• **Data to process**
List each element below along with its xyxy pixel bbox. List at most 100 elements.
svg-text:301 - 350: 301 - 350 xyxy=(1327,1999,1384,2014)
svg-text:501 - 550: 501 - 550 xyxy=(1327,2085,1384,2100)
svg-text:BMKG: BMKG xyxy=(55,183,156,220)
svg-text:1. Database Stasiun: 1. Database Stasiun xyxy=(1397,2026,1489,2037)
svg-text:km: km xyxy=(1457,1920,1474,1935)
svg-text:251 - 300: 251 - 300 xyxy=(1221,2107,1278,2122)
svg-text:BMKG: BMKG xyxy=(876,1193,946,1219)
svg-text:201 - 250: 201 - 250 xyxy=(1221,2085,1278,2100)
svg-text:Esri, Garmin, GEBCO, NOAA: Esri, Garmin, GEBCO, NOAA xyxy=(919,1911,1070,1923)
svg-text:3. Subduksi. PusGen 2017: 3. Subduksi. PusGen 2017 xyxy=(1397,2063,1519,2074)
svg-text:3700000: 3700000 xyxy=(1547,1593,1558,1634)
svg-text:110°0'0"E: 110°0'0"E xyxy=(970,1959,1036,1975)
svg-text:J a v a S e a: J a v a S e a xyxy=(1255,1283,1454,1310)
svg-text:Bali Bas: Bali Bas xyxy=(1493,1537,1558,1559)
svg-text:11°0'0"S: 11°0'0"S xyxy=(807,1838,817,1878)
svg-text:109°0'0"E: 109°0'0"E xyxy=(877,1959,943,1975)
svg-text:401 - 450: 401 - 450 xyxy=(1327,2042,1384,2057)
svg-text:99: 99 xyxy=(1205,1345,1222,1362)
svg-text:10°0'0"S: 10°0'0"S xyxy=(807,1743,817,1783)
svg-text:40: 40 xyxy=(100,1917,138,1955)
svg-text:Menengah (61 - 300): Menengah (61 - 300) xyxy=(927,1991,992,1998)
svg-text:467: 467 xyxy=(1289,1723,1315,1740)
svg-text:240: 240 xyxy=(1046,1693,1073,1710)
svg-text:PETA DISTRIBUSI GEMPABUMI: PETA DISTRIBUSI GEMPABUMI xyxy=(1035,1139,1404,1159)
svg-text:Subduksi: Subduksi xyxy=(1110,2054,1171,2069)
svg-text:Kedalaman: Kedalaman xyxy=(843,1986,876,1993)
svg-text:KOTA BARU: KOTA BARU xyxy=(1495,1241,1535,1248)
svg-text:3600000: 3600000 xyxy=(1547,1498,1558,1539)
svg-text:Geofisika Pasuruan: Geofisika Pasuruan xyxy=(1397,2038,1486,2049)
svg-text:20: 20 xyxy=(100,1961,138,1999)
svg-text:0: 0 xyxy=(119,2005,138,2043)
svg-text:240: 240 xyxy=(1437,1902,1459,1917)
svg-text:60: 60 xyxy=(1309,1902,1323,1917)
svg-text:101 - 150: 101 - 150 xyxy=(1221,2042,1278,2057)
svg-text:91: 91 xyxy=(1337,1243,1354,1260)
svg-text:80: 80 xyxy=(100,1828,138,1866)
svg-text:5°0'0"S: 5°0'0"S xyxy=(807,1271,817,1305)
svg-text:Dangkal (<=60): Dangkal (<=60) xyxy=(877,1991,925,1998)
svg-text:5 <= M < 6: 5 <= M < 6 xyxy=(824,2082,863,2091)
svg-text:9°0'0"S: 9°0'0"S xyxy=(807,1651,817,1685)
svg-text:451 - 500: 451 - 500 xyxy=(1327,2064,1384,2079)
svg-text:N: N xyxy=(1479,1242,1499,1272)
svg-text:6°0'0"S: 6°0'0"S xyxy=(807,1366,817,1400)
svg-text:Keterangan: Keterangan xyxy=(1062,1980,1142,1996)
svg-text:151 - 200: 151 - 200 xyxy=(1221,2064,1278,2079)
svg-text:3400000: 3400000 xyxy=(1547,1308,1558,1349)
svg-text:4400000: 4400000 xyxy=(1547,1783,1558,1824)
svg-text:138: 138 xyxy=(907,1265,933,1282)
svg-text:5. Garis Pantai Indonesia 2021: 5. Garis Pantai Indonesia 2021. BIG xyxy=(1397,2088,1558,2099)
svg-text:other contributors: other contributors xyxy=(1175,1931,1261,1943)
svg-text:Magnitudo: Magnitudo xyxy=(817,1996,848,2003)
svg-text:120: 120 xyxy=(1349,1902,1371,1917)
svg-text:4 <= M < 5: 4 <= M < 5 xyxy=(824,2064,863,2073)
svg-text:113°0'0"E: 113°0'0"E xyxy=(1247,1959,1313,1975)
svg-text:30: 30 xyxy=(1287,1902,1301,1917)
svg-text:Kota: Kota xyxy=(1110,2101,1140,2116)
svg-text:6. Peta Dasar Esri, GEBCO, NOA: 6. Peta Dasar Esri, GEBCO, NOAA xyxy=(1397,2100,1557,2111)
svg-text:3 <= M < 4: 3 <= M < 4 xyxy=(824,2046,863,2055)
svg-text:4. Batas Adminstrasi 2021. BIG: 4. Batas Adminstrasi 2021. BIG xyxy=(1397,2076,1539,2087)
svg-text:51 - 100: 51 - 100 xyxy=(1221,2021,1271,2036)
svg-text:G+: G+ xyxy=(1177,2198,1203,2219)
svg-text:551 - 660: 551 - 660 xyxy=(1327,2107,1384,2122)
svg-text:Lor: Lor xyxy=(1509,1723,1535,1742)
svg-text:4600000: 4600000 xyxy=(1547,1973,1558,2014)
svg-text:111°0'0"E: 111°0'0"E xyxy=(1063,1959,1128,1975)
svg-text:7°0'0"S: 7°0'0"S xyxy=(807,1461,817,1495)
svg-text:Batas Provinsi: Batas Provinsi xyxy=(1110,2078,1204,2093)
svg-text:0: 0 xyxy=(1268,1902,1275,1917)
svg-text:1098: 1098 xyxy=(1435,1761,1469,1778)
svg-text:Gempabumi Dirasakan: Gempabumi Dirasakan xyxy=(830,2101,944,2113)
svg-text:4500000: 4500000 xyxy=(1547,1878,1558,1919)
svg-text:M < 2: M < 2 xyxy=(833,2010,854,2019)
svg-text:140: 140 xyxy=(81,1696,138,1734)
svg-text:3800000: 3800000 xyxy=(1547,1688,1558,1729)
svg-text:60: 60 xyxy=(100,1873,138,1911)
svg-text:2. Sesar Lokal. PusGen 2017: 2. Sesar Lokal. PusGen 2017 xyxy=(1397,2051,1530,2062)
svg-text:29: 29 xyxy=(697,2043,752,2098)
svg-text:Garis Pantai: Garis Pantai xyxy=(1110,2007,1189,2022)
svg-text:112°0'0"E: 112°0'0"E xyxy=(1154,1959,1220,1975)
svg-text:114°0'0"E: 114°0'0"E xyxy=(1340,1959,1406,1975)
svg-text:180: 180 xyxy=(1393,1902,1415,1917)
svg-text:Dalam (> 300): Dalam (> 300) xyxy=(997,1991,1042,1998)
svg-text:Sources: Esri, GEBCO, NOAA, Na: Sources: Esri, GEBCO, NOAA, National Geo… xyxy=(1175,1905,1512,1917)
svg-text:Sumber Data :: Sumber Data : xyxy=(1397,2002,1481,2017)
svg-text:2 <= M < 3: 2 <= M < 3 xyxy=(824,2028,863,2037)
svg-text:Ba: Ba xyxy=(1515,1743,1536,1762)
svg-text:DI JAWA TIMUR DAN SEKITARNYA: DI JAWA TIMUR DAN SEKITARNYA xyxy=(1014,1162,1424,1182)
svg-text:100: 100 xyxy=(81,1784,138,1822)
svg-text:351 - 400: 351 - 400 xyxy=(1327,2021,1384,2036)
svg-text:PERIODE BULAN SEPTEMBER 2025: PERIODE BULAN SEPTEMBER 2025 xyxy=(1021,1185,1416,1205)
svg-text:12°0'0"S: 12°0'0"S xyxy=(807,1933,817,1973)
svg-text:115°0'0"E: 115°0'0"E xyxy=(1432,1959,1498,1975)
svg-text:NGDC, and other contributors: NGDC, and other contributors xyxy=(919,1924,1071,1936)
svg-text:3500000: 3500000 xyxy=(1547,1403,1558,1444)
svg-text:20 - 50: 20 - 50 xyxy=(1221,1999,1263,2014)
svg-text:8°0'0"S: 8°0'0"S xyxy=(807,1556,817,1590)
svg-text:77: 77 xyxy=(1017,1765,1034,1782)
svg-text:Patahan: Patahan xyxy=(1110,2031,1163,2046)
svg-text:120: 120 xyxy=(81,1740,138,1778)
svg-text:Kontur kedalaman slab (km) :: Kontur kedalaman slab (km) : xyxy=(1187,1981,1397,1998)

• **Problem requirements**
Pull out each line from the entries above that contains the string "Pantai". Matching is case-sensitive.

• **Response to the task**
svg-text:5. Garis Pantai Indonesia 2021: 5. Garis Pantai Indonesia 2021. BIG xyxy=(1397,2088,1558,2099)
svg-text:Garis Pantai: Garis Pantai xyxy=(1110,2007,1189,2022)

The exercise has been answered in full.